YOUR TASK —
Repeat the material verbatim and drop the pictures.

SOURCE DATA —
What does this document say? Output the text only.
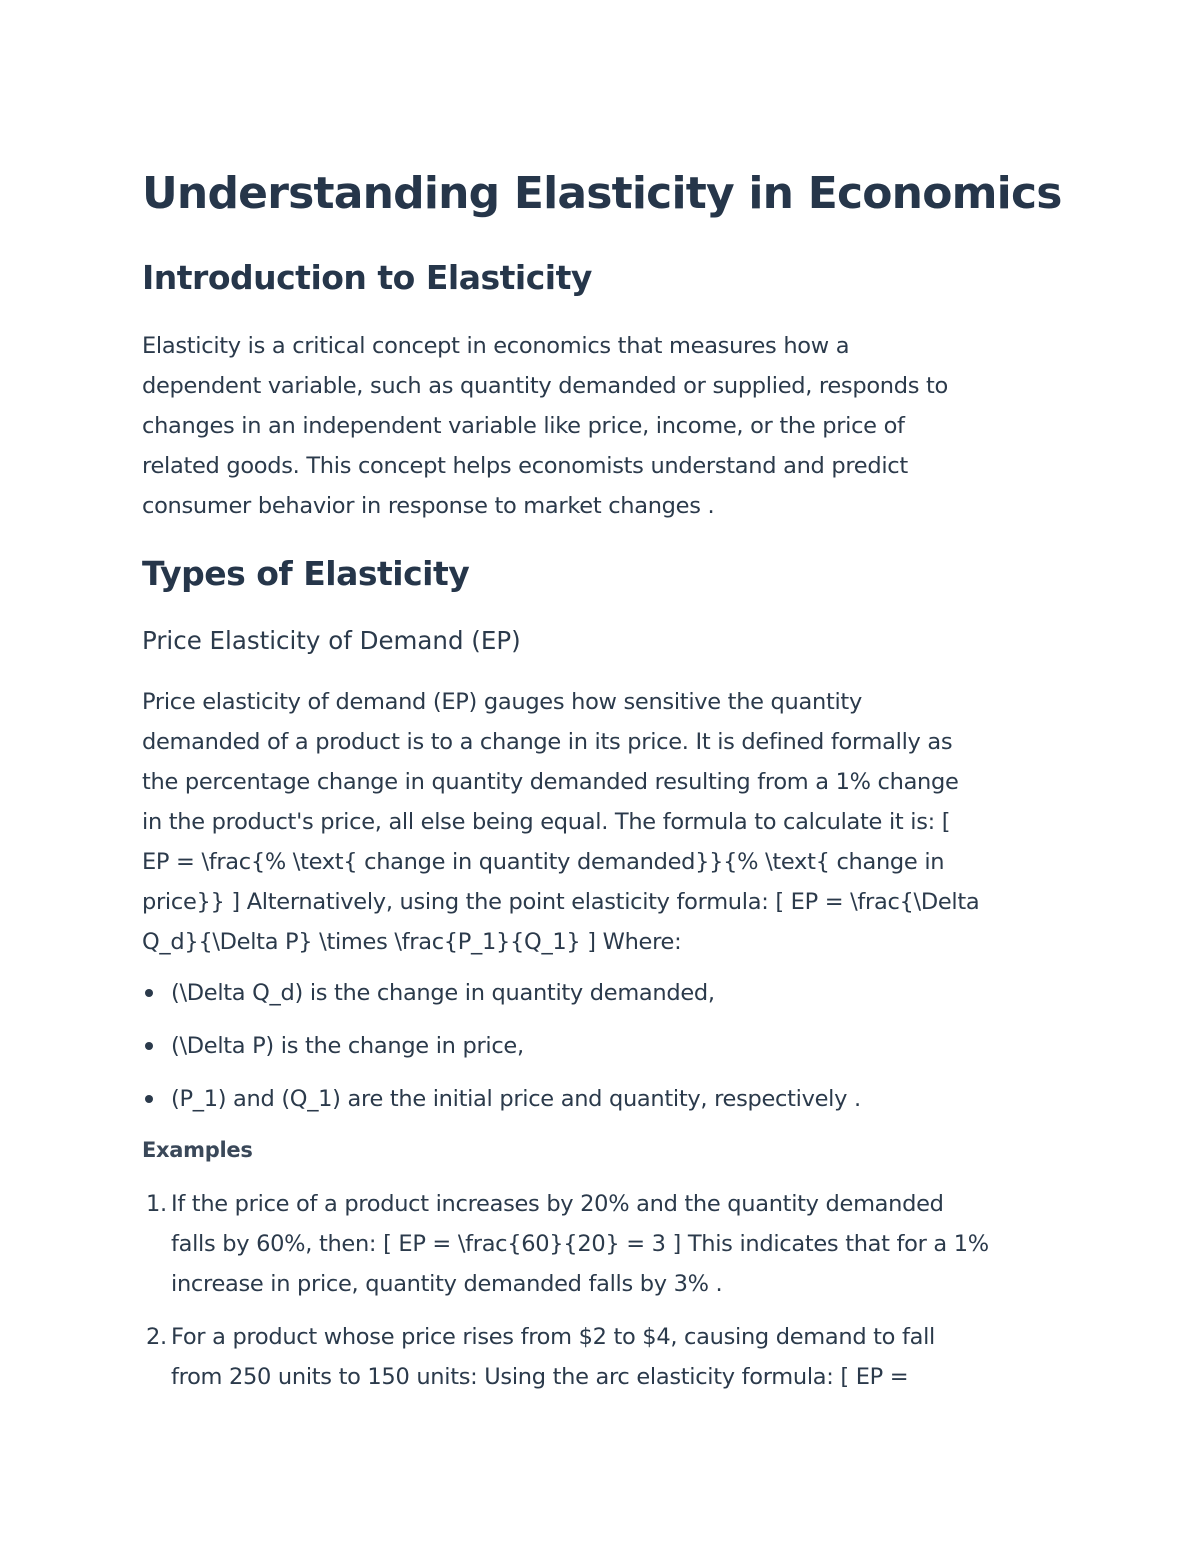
Understanding Elasticity in Economics
Introduction to Elasticity
Elasticity is a critical concept in economics that measures how a
dependent variable, such as quantity demanded or supplied, responds to
changes in an independent variable like price, income, or the price of
related goods. This concept helps economists understand and predict
consumer behavior in response to market changes .
Types of Elasticity
Price Elasticity of Demand (EP)
Price elasticity of demand (EP) gauges how sensitive the quantity
demanded of a product is to a change in its price. It is defined formally as
the percentage change in quantity demanded resulting from a 1% change
in the product's price, all else being equal. The formula to calculate it is: [
EP = \frac{% \text{ change in quantity demanded}}{% \text{ change in
price}} ] Alternatively, using the point elasticity formula: [ EP = \frac{\Delta
Q_d}{\Delta P} \times \frac{P_1}{Q_1} ] Where:
(\Delta Q_d) is the change in quantity demanded,
(\Delta P) is the change in price,
(P_1) and (Q_1) are the initial price and quantity, respectively .
Examples
1. If the price of a product increases by 20% and the quantity demanded
falls by 60%, then: [ EP = \frac{60}{20} = 3 ] This indicates that for a 1%
increase in price, quantity demanded falls by 3% .
2. For a product whose price rises from $2 to $4, causing demand to fall
from 250 units to 150 units: Using the arc elasticity formula: [ EP =
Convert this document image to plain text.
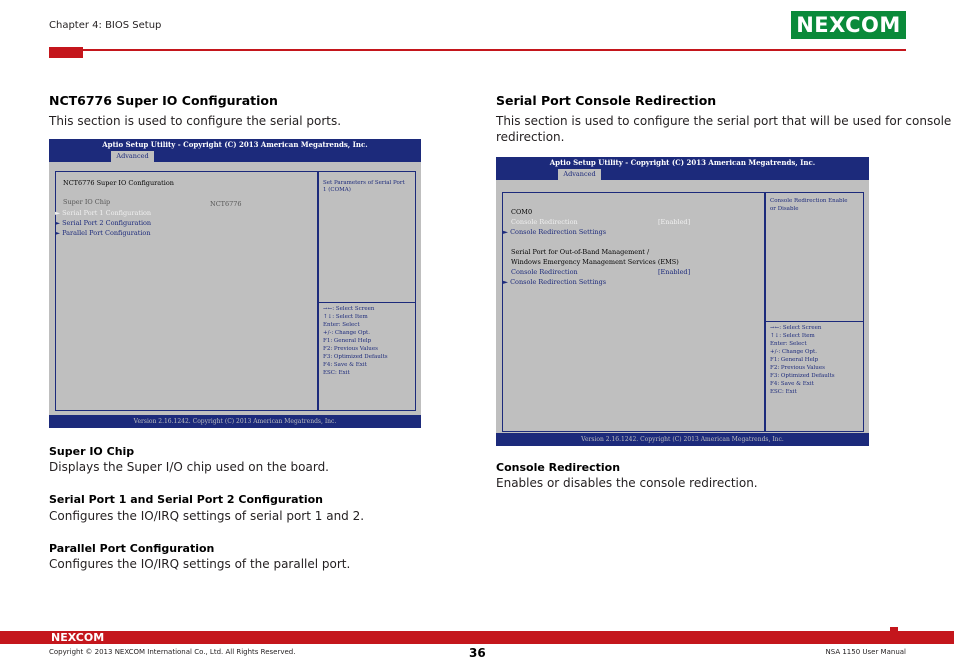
Chapter 4: BIOS Setup	NEXCOM
NCT6776 Super IO Configuration
This section is used to configure the serial ports.
Aptio Setup Utility - Copyright (C) 2013 American Megatrends, Inc.
Advanced
NCT6776 Super IO Configuration
Super IO Chip	NCT6776
► Serial Port 1 Configuration
► Serial Port 2 Configuration
► Parallel Port Configuration
Set Parameters of Serial Port
1 (COMA)
→←: Select Screen
↑↓: Select Item
Enter: Select
+/-: Change Opt.
F1: General Help
F2: Previous Values
F3: Optimized Defaults
F4: Save & Exit
ESC: Exit
Version 2.16.1242. Copyright (C) 2013 American Megatrends, Inc.
Super IO Chip
Displays the Super I/O chip used on the board.
Serial Port 1 and Serial Port 2 Configuration
Configures the IO/IRQ settings of serial port 1 and 2.
Parallel Port Configuration
Configures the IO/IRQ settings of the parallel port.
Serial Port Console Redirection
This section is used to configure the serial port that will be used for console
redirection.
Aptio Setup Utility - Copyright (C) 2013 American Megatrends, Inc.
Advanced
COM0
Console Redirection	[Enabled]
► Console Redirection Settings
Serial Port for Out-of-Band Management /
Windows Emergency Management Services (EMS)
Console Redirection	[Enabled]
► Console Redirection Settings
Console Redirection Enable
or Disable
→←: Select Screen
↑↓: Select Item
Enter: Select
+/-: Change Opt.
F1: General Help
F2: Previous Values
F3: Optimized Defaults
F4: Save & Exit
ESC: Exit
Version 2.16.1242. Copyright (C) 2013 American Megatrends, Inc.
Console Redirection
Enables or disables the console redirection.
NEXCOM
Copyright © 2013 NEXCOM International Co., Ltd. All Rights Reserved.	36	NSA 1150 User Manual
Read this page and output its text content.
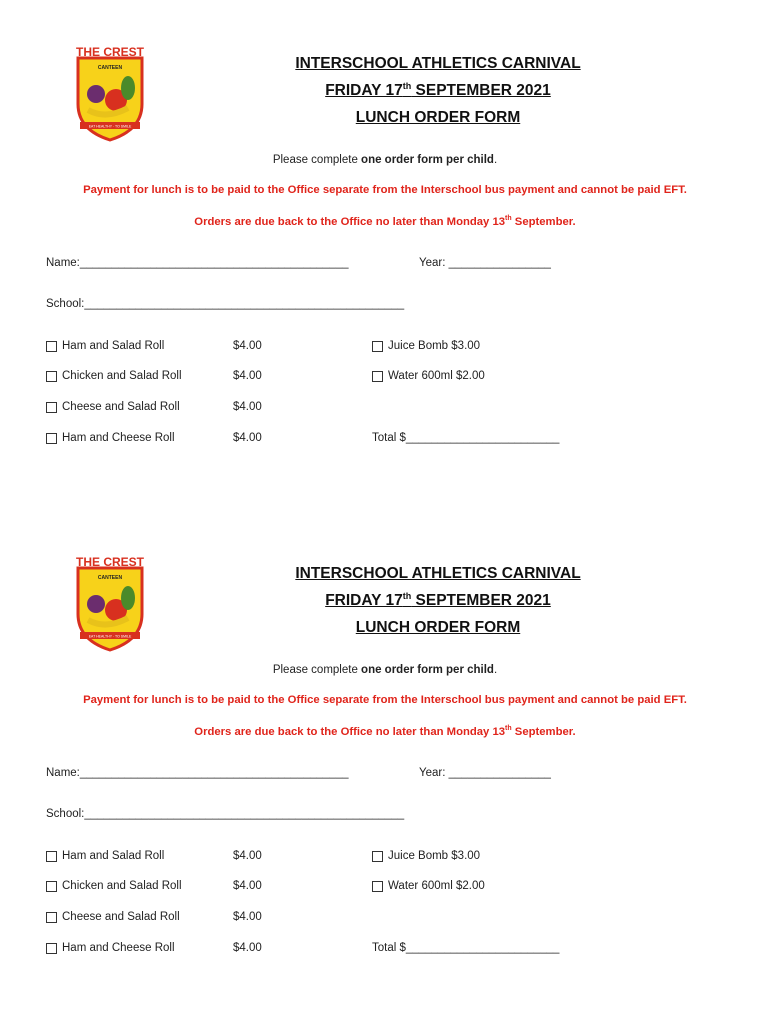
THE CREST
CANTEEN
EAT HEALTHY · TO SMILE
INTERSCHOOL ATHLETICS CARNIVAL
FRIDAY 17th SEPTEMBER 2021
LUNCH ORDER FORM
Please complete one order form per child.
Payment for lunch is to be paid to the Office separate from the Interschool bus payment and cannot be paid EFT.
Orders are due back to the Office no later than Monday 13th September.
Name:__________________________________________	Year: ________________
School:__________________________________________________
Ham and Salad Roll	$4.00
Chicken and Salad Roll	$4.00
Cheese and Salad Roll	$4.00
Ham and Cheese Roll	$4.00
Juice Bomb $3.00
Water 600ml $2.00
Total $________________________
THE CREST
CANTEEN
EAT HEALTHY · TO SMILE
INTERSCHOOL ATHLETICS CARNIVAL
FRIDAY 17th SEPTEMBER 2021
LUNCH ORDER FORM
Please complete one order form per child.
Payment for lunch is to be paid to the Office separate from the Interschool bus payment and cannot be paid EFT.
Orders are due back to the Office no later than Monday 13th September.
Name:__________________________________________	Year: ________________
School:__________________________________________________
Ham and Salad Roll	$4.00
Chicken and Salad Roll	$4.00
Cheese and Salad Roll	$4.00
Ham and Cheese Roll	$4.00
Juice Bomb $3.00
Water 600ml $2.00
Total $________________________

OUTPUT FOR THIS TASK —
What does this document say? Output the text only.
Understanding Elasticity in Economics
Introduction to Elasticity
Elasticity is a critical concept in economics that measures how a
dependent variable, such as quantity demanded or supplied, responds to
changes in an independent variable like price, income, or the price of
related goods. This concept helps economists understand and predict
consumer behavior in response to market changes .
Types of Elasticity
Price Elasticity of Demand (EP)
Price elasticity of demand (EP) gauges how sensitive the quantity
demanded of a product is to a change in its price. It is defined formally as
the percentage change in quantity demanded resulting from a 1% change
in the product's price, all else being equal. The formula to calculate it is: [
EP = \frac{% \text{ change in quantity demanded}}{% \text{ change in
price}} ] Alternatively, using the point elasticity formula: [ EP = \frac{\Delta
Q_d}{\Delta P} \times \frac{P_1}{Q_1} ] Where:
(\Delta Q_d) is the change in quantity demanded,
(\Delta P) is the change in price,
(P_1) and (Q_1) are the initial price and quantity, respectively .
Examples
1. If the price of a product increases by 20% and the quantity demanded
falls by 60%, then: [ EP = \frac{60}{20} = 3 ] This indicates that for a 1%
increase in price, quantity demanded falls by 3% .
2. For a product whose price rises from $2 to $4, causing demand to fall
from 250 units to 150 units: Using the arc elasticity formula: [ EP =
Convert this document image to plain text.
Chapter 4: BIOS Setup	NEXCOM
NCT6776 Super IO Configuration
This section is used to configure the serial ports.
Aptio Setup Utility - Copyright (C) 2013 American Megatrends, Inc.
Advanced
NCT6776 Super IO Configuration
Super IO Chip	NCT6776
► Serial Port 1 Configuration
► Serial Port 2 Configuration
► Parallel Port Configuration
Set Parameters of Serial Port
1 (COMA)
→←: Select Screen
↑↓: Select Item
Enter: Select
+/-: Change Opt.
F1: General Help
F2: Previous Values
F3: Optimized Defaults
F4: Save & Exit
ESC: Exit
Version 2.16.1242. Copyright (C) 2013 American Megatrends, Inc.
Super IO Chip
Displays the Super I/O chip used on the board.
Serial Port 1 and Serial Port 2 Configuration
Configures the IO/IRQ settings of serial port 1 and 2.
Parallel Port Configuration
Configures the IO/IRQ settings of the parallel port.
Serial Port Console Redirection
This section is used to configure the serial port that will be used for console
redirection.
Aptio Setup Utility - Copyright (C) 2013 American Megatrends, Inc.
Advanced
COM0
Console Redirection	[Enabled]
► Console Redirection Settings
Serial Port for Out-of-Band Management /
Windows Emergency Management Services (EMS)
Console Redirection	[Enabled]
► Console Redirection Settings
Console Redirection Enable
or Disable
→←: Select Screen
↑↓: Select Item
Enter: Select
+/-: Change Opt.
F1: General Help
F2: Previous Values
F3: Optimized Defaults
F4: Save & Exit
ESC: Exit
Version 2.16.1242. Copyright (C) 2013 American Megatrends, Inc.
Console Redirection
Enables or disables the console redirection.
NEXCOM
Copyright © 2013 NEXCOM International Co., Ltd. All Rights Reserved.	36	NSA 1150 User Manual
Read this page and output its text content.
THE CREST
CANTEEN
EAT HEALTHY · TO SMILE
INTERSCHOOL ATHLETICS CARNIVAL
FRIDAY 17th SEPTEMBER 2021
LUNCH ORDER FORM
Please complete one order form per child.
Payment for lunch is to be paid to the Office separate from the Interschool bus payment and cannot be paid EFT.
Orders are due back to the Office no later than Monday 13th September.
Name:__________________________________________	Year: ________________
School:__________________________________________________
Ham and Salad Roll	$4.00
Chicken and Salad Roll	$4.00
Cheese and Salad Roll	$4.00
Ham and Cheese Roll	$4.00
Juice Bomb $3.00
Water 600ml $2.00
Total $________________________
THE CREST
CANTEEN
EAT HEALTHY · TO SMILE
INTERSCHOOL ATHLETICS CARNIVAL
FRIDAY 17th SEPTEMBER 2021
LUNCH ORDER FORM
Please complete one order form per child.
Payment for lunch is to be paid to the Office separate from the Interschool bus payment and cannot be paid EFT.
Orders are due back to the Office no later than Monday 13th September.
Name:__________________________________________	Year: ________________
School:__________________________________________________
Ham and Salad Roll	$4.00
Chicken and Salad Roll	$4.00
Cheese and Salad Roll	$4.00
Ham and Cheese Roll	$4.00
Juice Bomb $3.00
Water 600ml $2.00
Total $________________________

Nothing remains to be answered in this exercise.